-- BEGIN --
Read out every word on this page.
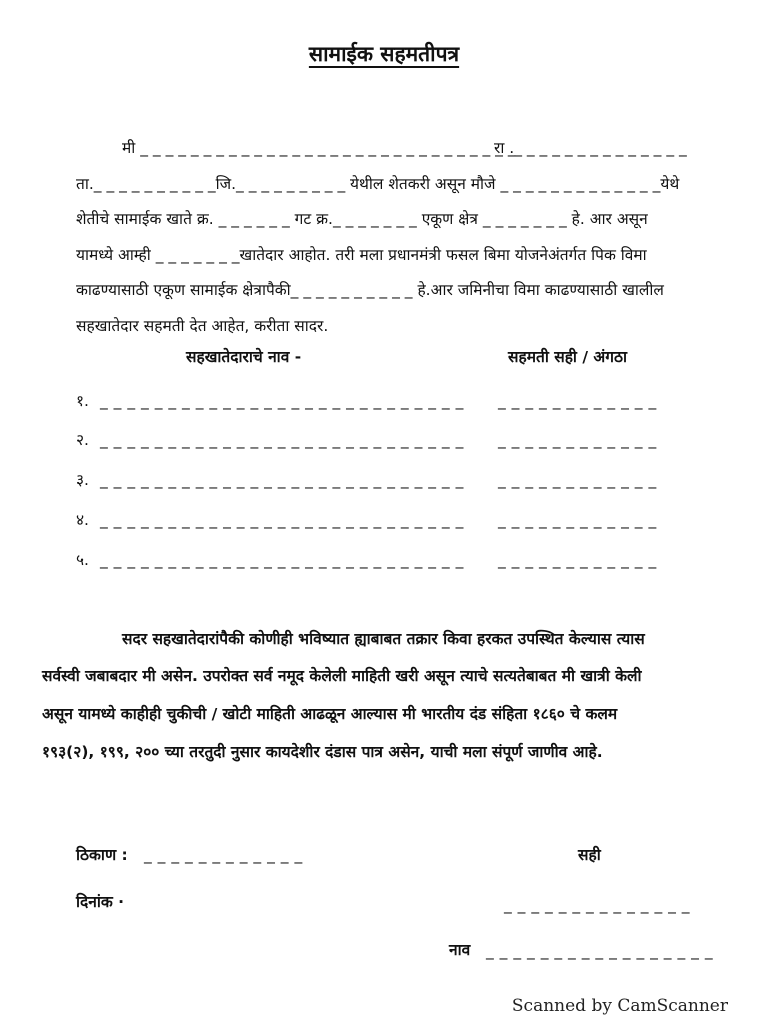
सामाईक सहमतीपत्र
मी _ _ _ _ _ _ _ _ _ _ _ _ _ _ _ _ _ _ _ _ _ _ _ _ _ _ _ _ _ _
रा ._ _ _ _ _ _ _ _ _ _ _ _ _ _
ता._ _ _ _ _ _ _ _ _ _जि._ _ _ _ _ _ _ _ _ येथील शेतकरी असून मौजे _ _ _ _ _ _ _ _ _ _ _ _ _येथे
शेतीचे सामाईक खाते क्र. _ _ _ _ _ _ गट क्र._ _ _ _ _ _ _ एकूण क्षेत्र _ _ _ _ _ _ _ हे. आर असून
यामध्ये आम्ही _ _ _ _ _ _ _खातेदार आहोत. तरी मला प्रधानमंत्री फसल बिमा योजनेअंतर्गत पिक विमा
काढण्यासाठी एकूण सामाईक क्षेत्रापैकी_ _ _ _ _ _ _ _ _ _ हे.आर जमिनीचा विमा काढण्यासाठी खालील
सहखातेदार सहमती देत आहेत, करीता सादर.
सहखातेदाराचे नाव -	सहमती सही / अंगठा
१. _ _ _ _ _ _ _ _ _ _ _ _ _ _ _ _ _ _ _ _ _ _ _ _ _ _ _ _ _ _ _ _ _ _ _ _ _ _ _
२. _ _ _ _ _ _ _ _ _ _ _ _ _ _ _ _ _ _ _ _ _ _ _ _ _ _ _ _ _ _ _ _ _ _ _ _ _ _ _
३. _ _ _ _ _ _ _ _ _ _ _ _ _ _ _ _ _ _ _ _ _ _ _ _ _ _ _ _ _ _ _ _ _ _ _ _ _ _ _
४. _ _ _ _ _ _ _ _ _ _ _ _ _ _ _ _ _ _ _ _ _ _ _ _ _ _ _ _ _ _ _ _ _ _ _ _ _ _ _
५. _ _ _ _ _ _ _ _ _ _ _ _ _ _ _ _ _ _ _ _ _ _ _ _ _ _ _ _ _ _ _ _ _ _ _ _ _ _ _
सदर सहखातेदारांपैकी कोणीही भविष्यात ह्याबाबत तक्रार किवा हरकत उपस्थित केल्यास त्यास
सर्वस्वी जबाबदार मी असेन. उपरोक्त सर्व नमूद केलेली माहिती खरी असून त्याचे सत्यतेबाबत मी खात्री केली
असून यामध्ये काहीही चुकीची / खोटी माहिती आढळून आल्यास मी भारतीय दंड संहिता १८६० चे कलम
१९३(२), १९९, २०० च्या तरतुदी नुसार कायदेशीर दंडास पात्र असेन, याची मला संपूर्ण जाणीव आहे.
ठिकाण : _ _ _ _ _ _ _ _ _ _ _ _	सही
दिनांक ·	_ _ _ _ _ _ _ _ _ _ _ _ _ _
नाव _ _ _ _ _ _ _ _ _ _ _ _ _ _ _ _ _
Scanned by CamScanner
-- END --
-- BEGIN --
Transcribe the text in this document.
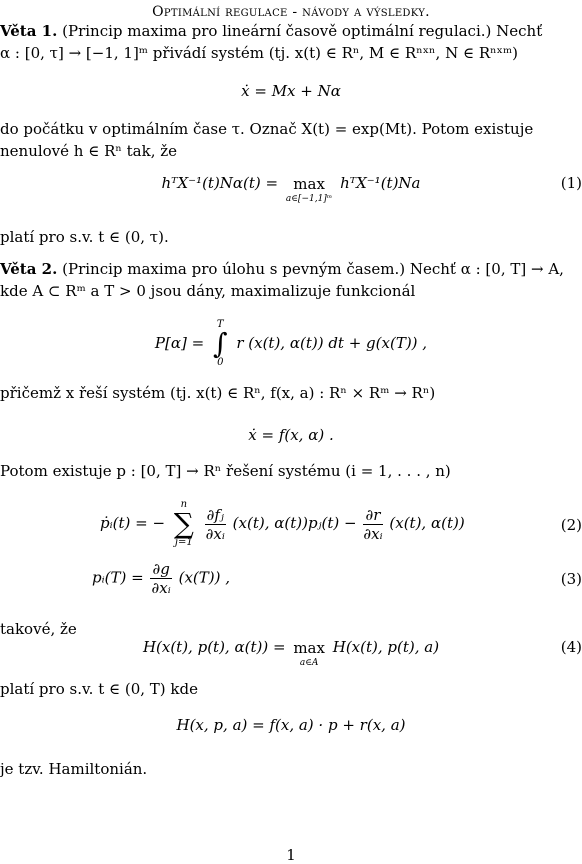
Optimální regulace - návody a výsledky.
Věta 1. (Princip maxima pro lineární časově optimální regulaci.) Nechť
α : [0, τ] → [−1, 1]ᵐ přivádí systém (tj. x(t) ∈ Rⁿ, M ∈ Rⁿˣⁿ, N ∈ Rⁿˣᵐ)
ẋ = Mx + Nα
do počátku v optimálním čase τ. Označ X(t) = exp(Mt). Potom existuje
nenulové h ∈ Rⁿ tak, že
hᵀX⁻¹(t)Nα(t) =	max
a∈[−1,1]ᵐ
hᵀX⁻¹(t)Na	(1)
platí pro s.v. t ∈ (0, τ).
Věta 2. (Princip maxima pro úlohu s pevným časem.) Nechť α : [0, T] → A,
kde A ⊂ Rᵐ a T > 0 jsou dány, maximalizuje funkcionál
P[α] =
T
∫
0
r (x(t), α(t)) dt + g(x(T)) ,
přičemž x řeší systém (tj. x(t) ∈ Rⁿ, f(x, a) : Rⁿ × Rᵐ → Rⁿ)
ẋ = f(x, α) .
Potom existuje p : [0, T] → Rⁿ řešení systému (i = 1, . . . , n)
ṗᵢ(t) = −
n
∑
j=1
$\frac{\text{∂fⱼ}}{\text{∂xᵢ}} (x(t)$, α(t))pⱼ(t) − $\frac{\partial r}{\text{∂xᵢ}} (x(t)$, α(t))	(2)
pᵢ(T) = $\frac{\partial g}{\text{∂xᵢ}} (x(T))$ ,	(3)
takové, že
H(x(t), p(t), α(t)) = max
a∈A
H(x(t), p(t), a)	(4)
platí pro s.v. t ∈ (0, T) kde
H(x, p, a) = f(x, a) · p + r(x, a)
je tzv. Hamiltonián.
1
-- END --
- What the task requires -
Lines from the records above that hold "Princip" are the ones to list.

- Solution to this task -
Věta 1. (Princip maxima pro lineární časově optimální regulaci.) Nechť
Věta 2. (Princip maxima pro úlohu s pevným časem.) Nechť α : [0, T] → A,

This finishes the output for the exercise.